Source material:
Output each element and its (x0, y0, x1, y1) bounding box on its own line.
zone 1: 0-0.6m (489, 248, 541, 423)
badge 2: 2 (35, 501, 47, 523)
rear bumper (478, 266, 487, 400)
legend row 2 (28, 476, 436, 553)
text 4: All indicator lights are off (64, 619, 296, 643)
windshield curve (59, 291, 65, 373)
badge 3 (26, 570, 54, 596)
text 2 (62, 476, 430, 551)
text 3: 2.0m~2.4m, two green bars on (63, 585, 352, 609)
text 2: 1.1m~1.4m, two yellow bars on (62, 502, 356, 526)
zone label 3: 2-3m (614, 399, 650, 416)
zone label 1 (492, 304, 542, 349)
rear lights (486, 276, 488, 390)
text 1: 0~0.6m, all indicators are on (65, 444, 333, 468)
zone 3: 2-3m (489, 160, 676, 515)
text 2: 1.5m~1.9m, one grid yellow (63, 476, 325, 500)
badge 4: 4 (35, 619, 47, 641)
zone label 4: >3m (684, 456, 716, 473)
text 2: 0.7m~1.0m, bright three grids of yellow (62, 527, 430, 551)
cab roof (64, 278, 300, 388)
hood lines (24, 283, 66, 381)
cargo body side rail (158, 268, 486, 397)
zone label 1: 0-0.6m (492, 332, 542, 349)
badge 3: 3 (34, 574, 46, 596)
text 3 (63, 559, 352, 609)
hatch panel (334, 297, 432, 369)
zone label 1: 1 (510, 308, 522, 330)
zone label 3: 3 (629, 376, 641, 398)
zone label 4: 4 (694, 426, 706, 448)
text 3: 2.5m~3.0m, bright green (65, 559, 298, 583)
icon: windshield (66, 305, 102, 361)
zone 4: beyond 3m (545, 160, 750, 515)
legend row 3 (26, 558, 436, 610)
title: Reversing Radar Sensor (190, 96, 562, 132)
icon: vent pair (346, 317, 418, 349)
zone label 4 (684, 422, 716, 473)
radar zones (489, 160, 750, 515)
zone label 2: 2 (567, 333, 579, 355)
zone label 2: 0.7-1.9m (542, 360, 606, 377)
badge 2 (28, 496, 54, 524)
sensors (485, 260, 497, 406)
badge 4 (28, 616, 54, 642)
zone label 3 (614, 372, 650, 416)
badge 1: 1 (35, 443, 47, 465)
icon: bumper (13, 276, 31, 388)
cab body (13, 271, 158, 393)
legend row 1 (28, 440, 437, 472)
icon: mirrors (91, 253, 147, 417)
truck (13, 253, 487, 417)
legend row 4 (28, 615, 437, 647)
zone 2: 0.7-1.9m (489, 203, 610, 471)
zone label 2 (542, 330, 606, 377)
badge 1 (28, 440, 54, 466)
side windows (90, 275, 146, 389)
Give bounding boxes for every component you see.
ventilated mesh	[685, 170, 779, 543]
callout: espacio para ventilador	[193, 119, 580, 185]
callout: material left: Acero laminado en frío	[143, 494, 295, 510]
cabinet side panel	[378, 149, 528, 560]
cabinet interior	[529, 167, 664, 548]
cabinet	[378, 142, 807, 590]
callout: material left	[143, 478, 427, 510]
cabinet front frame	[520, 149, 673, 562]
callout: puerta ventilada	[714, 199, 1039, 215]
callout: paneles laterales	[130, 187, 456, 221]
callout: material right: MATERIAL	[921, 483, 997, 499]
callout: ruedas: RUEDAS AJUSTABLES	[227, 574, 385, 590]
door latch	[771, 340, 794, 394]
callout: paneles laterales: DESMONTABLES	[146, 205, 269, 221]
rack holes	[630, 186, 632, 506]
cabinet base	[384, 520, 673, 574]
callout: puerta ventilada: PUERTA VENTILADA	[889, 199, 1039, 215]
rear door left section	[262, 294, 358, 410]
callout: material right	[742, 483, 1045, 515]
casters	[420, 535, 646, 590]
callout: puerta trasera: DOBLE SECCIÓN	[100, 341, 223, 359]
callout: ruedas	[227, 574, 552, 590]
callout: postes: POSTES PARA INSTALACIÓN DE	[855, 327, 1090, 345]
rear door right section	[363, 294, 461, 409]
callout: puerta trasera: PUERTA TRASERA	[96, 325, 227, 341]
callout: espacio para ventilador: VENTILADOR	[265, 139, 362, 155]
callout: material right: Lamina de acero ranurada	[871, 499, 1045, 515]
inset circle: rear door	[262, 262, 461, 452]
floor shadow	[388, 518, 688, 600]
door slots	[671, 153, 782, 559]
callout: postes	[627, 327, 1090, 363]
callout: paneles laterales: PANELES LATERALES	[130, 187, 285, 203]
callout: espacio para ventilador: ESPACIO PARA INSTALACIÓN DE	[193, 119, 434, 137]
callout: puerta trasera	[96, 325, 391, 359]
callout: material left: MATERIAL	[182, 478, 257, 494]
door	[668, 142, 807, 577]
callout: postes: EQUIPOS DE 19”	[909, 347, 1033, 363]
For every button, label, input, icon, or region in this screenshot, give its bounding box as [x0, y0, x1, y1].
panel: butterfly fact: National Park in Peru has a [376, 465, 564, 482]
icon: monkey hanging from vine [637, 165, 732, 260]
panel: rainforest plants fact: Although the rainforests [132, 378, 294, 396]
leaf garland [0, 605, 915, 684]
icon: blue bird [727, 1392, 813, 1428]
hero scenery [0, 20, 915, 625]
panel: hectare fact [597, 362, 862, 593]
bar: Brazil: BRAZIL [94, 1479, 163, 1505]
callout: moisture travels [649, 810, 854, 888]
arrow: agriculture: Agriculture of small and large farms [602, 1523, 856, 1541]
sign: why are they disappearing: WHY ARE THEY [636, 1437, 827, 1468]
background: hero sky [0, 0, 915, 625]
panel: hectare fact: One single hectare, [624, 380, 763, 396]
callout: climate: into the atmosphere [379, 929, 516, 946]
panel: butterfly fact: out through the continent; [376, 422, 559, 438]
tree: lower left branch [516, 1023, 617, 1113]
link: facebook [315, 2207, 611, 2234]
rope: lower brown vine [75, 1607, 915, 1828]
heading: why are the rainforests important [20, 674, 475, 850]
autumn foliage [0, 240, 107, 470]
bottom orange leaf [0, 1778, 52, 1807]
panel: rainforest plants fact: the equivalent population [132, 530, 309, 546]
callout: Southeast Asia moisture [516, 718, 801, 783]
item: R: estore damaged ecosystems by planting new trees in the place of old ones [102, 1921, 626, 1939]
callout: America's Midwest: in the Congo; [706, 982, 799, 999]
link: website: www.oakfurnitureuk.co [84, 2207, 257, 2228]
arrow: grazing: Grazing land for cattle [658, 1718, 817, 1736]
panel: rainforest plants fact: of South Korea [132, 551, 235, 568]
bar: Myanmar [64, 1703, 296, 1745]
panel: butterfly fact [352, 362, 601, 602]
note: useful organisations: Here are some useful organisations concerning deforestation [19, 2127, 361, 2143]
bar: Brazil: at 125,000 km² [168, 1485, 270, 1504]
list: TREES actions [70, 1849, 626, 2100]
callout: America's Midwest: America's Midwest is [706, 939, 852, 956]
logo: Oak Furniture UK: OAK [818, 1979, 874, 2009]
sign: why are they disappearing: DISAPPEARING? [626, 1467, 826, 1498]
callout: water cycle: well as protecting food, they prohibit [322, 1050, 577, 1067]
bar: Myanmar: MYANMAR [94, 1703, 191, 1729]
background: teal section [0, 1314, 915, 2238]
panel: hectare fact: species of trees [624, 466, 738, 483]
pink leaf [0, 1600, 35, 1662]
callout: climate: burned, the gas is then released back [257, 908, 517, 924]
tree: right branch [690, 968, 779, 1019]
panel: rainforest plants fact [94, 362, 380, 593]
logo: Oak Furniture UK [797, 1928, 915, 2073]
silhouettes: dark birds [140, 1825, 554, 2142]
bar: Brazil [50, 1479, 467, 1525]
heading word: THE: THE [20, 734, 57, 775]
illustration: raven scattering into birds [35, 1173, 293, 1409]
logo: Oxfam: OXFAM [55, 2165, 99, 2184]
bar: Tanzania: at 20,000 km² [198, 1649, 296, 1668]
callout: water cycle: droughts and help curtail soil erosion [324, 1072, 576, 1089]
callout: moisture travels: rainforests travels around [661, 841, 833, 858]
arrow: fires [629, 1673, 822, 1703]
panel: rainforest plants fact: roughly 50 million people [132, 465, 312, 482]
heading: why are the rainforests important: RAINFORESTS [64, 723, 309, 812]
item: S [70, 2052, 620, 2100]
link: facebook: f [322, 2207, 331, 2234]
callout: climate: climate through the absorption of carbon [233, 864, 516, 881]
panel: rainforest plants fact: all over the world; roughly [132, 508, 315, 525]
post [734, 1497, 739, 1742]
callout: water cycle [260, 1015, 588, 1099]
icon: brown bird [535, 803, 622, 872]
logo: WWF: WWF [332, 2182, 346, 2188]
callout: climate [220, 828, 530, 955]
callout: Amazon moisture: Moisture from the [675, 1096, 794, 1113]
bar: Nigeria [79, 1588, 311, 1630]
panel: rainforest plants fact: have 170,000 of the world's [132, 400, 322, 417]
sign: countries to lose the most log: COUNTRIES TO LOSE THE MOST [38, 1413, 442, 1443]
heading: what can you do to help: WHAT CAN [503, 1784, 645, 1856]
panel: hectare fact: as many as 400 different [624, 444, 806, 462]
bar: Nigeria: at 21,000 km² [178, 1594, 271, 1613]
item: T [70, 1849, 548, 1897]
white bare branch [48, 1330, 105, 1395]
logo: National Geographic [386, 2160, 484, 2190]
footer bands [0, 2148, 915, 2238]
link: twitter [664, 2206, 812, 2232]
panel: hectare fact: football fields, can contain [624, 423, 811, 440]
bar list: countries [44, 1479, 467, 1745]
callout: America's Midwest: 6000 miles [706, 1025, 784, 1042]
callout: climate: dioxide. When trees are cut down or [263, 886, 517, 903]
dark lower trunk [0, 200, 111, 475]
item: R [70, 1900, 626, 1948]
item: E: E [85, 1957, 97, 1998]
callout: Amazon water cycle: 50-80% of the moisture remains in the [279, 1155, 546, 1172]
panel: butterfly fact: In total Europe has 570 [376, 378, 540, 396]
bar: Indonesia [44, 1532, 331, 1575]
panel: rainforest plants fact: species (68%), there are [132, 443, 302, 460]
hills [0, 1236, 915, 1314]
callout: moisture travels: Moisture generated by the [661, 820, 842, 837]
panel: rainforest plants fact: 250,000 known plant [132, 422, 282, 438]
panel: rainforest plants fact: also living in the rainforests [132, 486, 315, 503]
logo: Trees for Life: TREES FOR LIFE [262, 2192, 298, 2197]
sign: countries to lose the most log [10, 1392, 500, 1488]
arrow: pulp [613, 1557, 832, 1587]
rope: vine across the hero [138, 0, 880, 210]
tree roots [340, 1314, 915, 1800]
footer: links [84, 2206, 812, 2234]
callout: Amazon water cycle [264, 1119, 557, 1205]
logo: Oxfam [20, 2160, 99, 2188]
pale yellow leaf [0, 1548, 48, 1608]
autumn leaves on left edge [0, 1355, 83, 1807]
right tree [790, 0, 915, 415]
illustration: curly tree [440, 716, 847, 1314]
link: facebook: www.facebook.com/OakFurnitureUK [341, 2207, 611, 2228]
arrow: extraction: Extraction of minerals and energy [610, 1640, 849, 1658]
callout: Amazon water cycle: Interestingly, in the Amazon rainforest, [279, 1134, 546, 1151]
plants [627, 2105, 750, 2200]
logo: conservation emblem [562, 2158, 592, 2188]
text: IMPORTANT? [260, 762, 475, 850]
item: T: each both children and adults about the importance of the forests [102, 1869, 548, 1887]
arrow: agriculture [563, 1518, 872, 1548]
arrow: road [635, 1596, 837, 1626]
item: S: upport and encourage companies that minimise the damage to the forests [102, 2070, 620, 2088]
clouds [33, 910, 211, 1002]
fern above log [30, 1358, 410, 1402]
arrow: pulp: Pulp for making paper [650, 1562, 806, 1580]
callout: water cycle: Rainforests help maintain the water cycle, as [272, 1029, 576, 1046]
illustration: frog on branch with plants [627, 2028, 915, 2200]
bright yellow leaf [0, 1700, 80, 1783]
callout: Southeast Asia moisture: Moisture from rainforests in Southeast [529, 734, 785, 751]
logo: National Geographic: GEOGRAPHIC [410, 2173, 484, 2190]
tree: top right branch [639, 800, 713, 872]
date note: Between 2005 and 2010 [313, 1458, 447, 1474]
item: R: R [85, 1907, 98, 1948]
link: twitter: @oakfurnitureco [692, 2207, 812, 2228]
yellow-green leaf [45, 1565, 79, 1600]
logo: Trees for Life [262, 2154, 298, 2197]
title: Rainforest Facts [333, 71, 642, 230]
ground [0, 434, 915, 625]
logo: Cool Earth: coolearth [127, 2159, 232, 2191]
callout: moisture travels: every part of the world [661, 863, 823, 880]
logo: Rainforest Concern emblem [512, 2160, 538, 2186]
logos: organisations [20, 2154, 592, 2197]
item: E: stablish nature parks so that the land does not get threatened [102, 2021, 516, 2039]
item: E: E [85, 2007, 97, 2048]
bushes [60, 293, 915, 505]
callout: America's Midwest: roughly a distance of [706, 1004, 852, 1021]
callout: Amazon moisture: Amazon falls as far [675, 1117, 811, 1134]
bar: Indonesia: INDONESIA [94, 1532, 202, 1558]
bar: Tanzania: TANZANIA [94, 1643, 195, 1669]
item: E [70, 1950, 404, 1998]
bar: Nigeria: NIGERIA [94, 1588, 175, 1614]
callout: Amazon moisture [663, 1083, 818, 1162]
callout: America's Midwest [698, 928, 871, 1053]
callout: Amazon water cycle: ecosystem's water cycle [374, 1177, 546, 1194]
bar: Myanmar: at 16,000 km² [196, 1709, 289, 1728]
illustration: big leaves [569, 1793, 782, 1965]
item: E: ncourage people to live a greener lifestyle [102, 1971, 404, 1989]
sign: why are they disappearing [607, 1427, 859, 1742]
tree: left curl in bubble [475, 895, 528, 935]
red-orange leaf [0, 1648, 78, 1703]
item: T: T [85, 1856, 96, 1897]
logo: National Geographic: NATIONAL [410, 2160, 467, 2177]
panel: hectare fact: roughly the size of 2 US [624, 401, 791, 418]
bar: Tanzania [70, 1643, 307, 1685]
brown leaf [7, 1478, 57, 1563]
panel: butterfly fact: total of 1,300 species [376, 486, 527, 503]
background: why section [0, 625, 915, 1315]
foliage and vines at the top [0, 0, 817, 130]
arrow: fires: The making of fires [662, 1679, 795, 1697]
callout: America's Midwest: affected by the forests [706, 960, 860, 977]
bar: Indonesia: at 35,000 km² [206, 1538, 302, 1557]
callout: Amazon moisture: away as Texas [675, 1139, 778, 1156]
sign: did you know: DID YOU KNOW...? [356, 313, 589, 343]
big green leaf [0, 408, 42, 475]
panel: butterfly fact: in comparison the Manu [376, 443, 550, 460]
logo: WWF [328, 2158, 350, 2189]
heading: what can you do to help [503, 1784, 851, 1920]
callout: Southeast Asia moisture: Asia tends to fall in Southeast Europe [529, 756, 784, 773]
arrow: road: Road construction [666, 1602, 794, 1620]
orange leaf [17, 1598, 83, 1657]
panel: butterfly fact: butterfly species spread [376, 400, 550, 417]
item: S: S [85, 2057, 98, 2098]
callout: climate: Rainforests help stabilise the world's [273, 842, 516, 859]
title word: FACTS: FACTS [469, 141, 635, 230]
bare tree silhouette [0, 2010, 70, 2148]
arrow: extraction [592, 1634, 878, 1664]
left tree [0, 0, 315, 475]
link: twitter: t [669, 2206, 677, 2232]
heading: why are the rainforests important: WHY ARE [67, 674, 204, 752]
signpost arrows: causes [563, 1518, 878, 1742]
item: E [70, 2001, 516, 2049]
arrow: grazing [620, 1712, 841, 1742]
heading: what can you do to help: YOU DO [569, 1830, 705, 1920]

Exercise task: Could you put the entries above, from the very first line up to and including the line containing "windshield curve (59, 291, 65, 373)", into a JSON list of strings, one string per line, with blank lines left out?

Solution to the exercise:
[
  "Output each element and its (x0, y0, x1, y1) bounding box on its own line.",
  "zone 1: 0-0.6m (489, 248, 541, 423)",
  "badge 2: 2 (35, 501, 47, 523)",
  "rear bumper (478, 266, 487, 400)",
  "legend row 2 (28, 476, 436, 553)",
  "text 4: All indicator lights are off (64, 619, 296, 643)",
  "windshield curve (59, 291, 65, 373)"
]